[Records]
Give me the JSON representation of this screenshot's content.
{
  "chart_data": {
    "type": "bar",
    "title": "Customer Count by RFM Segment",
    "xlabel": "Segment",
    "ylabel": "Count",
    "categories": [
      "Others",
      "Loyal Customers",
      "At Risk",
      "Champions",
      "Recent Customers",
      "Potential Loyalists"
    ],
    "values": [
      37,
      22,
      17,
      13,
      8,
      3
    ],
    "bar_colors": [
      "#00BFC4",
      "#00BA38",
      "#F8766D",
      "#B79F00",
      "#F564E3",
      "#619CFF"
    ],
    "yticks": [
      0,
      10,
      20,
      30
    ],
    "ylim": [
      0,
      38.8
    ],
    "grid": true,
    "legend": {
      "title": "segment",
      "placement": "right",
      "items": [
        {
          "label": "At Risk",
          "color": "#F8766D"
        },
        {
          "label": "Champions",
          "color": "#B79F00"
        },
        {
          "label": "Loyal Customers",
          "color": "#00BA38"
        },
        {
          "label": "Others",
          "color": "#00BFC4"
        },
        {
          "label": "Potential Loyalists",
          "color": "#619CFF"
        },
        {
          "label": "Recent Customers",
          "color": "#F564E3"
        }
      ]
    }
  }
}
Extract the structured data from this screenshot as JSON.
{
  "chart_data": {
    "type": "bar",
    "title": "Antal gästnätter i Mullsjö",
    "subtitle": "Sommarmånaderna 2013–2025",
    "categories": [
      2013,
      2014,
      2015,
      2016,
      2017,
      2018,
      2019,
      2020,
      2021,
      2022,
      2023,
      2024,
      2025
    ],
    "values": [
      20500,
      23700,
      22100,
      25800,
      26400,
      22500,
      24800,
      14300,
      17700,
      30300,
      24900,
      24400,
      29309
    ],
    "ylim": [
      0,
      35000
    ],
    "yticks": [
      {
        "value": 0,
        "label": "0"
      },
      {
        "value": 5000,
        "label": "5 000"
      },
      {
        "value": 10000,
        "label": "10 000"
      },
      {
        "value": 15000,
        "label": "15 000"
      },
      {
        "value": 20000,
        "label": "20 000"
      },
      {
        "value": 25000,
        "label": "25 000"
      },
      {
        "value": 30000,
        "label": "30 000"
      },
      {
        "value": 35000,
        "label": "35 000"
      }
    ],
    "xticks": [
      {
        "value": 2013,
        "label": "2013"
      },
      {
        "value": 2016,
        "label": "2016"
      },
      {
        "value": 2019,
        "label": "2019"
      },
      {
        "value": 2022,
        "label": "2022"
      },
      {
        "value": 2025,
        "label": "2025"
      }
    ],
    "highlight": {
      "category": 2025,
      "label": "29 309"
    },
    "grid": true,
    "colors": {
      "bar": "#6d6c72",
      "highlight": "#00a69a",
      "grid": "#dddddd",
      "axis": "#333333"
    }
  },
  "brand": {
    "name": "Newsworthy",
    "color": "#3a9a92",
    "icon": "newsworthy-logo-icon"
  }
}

Given instruction: Faithfully transcribe the whole of the data.

Result for this exercise:
Give me the JSON representation of this screenshot's content.
{
  "chart_data": {
    "type": "bar",
    "title": "Customer Count by RFM Segment",
    "xlabel": "Segment",
    "ylabel": "Count",
    "categories": [
      "Others",
      "Loyal Customers",
      "At Risk",
      "Champions",
      "Recent Customers",
      "Potential Loyalists"
    ],
    "values": [
      37,
      22,
      17,
      13,
      8,
      3
    ],
    "bar_colors": [
      "#00BFC4",
      "#00BA38",
      "#F8766D",
      "#B79F00",
      "#F564E3",
      "#619CFF"
    ],
    "yticks": [
      0,
      10,
      20,
      30
    ],
    "ylim": [
      0,
      38.8
    ],
    "grid": true,
    "legend": {
      "title": "segment",
      "placement": "right",
      "items": [
        {
          "label": "At Risk",
          "color": "#F8766D"
        },
        {
          "label": "Champions",
          "color": "#B79F00"
        },
        {
          "label": "Loyal Customers",
          "color": "#00BA38"
        },
        {
          "label": "Others",
          "color": "#00BFC4"
        },
        {
          "label": "Potential Loyalists",
          "color": "#619CFF"
        },
        {
          "label": "Recent Customers",
          "color": "#F564E3"
        }
      ]
    }
  }
}
Extract the structured data from this screenshot as JSON.
{
  "chart_data": {
    "type": "bar",
    "title": "Antal gästnätter i Mullsjö",
    "subtitle": "Sommarmånaderna 2013–2025",
    "categories": [
      2013,
      2014,
      2015,
      2016,
      2017,
      2018,
      2019,
      2020,
      2021,
      2022,
      2023,
      2024,
      2025
    ],
    "values": [
      20500,
      23700,
      22100,
      25800,
      26400,
      22500,
      24800,
      14300,
      17700,
      30300,
      24900,
      24400,
      29309
    ],
    "ylim": [
      0,
      35000
    ],
    "yticks": [
      {
        "value": 0,
        "label": "0"
      },
      {
        "value": 5000,
        "label": "5 000"
      },
      {
        "value": 10000,
        "label": "10 000"
      },
      {
        "value": 15000,
        "label": "15 000"
      },
      {
        "value": 20000,
        "label": "20 000"
      },
      {
        "value": 25000,
        "label": "25 000"
      },
      {
        "value": 30000,
        "label": "30 000"
      },
      {
        "value": 35000,
        "label": "35 000"
      }
    ],
    "xticks": [
      {
        "value": 2013,
        "label": "2013"
      },
      {
        "value": 2016,
        "label": "2016"
      },
      {
        "value": 2019,
        "label": "2019"
      },
      {
        "value": 2022,
        "label": "2022"
      },
      {
        "value": 2025,
        "label": "2025"
      }
    ],
    "highlight": {
      "category": 2025,
      "label": "29 309"
    },
    "grid": true,
    "colors": {
      "bar": "#6d6c72",
      "highlight": "#00a69a",
      "grid": "#dddddd",
      "axis": "#333333"
    }
  },
  "brand": {
    "name": "Newsworthy",
    "color": "#3a9a92",
    "icon": "newsworthy-logo-icon"
  }
}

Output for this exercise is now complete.